━━ DATA RECORDS

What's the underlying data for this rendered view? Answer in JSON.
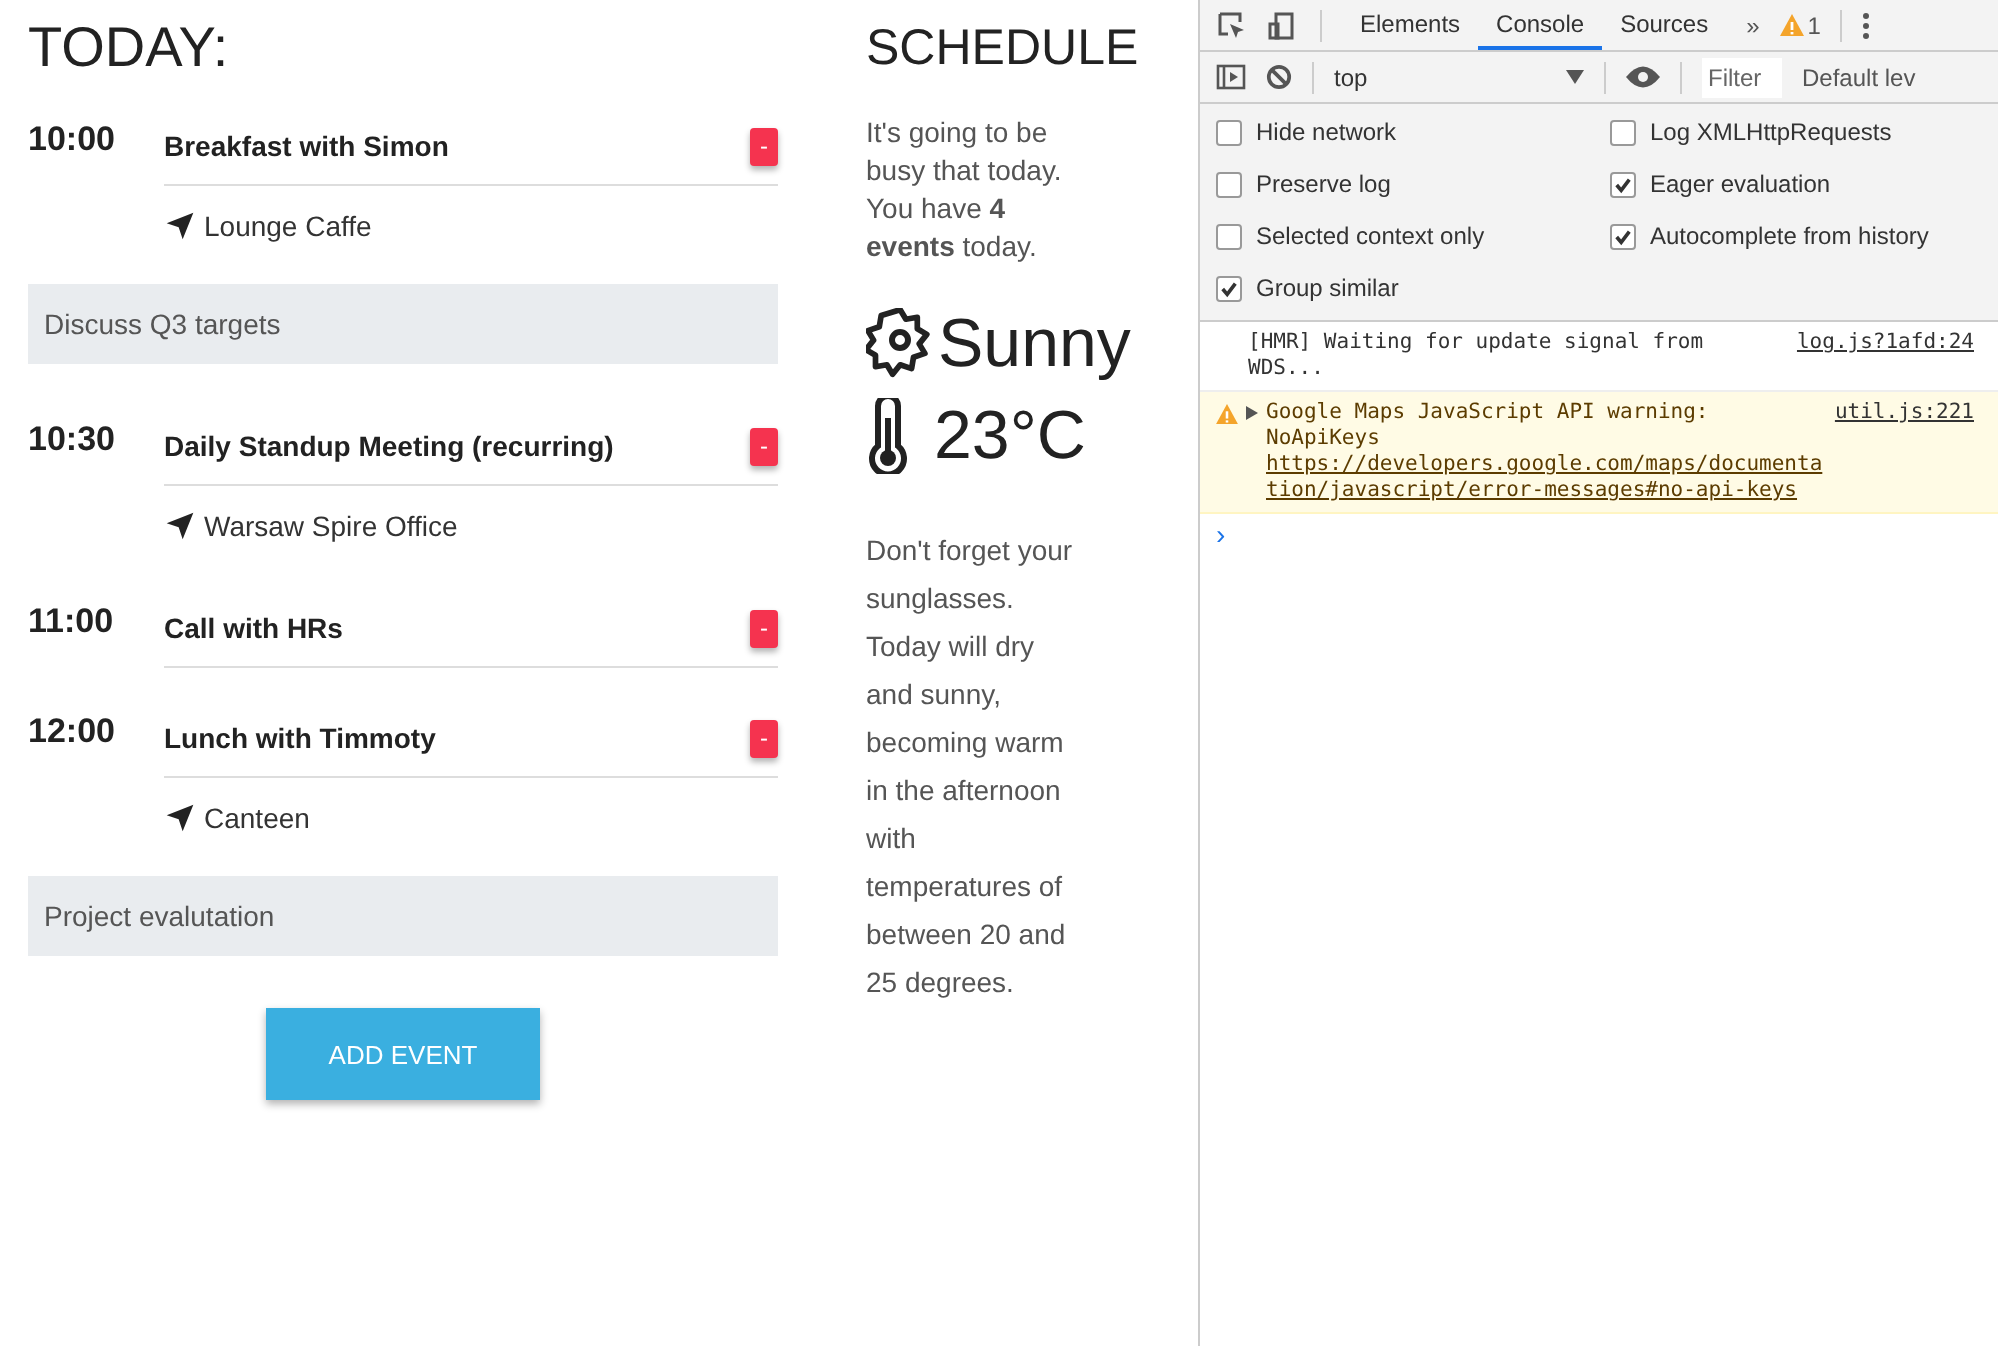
{
  "today": {
    "title": "TODAY:",
    "events": [
      {
        "time": "10:00",
        "title": "Breakfast with Simon",
        "remove": "-",
        "location": "Lounge Caffe",
        "note": "Discuss Q3 targets"
      },
      {
        "time": "10:30",
        "title": "Daily Standup Meeting (recurring)",
        "remove": "-",
        "location": "Warsaw Spire Office"
      },
      {
        "time": "11:00",
        "title": "Call with HRs",
        "remove": "-"
      },
      {
        "time": "12:00",
        "title": "Lunch with Timmoty",
        "remove": "-",
        "location": "Canteen",
        "note": "Project evalutation"
      }
    ],
    "add_button": "ADD EVENT"
  },
  "schedule": {
    "title": "SCHEDULE",
    "summary": "It's going to be busy that today. You have **4 events** today.",
    "weather": "Sunny",
    "temperature": "23°C",
    "advice": "Don't forget your sunglasses. Today will dry and sunny, becoming warm in the afternoon with temperatures of between 20 and 25 degrees."
  },
  "devtools": {
    "tabs": [
      {
        "label": "Elements",
        "selected": false
      },
      {
        "label": "Console",
        "selected": true
      },
      {
        "label": "Sources",
        "selected": false
      }
    ],
    "more": "»",
    "warnings": "1",
    "context": "top",
    "filter": {
      "placeholder": "Filter"
    },
    "levels": "Default lev",
    "settings": [
      {
        "label": "Hide network",
        "checked": false
      },
      {
        "label": "Log XMLHttpRequests",
        "checked": false
      },
      {
        "label": "Preserve log",
        "checked": false
      },
      {
        "label": "Eager evaluation",
        "checked": true
      },
      {
        "label": "Selected context only",
        "checked": false
      },
      {
        "label": "Autocomplete from history",
        "checked": true
      },
      {
        "label": "Group similar",
        "checked": true
      }
    ],
    "messages": [
      {
        "kind": "log",
        "text": "[HMR] Waiting for update signal from WDS...",
        "source": "log.js?1afd:24"
      },
      {
        "kind": "warning",
        "text": "Google Maps JavaScript API warning: NoApiKeys",
        "link": "https://developers.google.com/maps/documentation/javascript/error-messages#no-api-keys",
        "source": "util.js:221"
      }
    ],
    "prompt": "›"
  }
}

━━━━

* **SET PROBLEM**
From the listing above, copy every line that includes the word "events".

* **TASK SOLUTION**
    "events": [
    "summary": "It's going to be busy that today. You have **4 events** today.",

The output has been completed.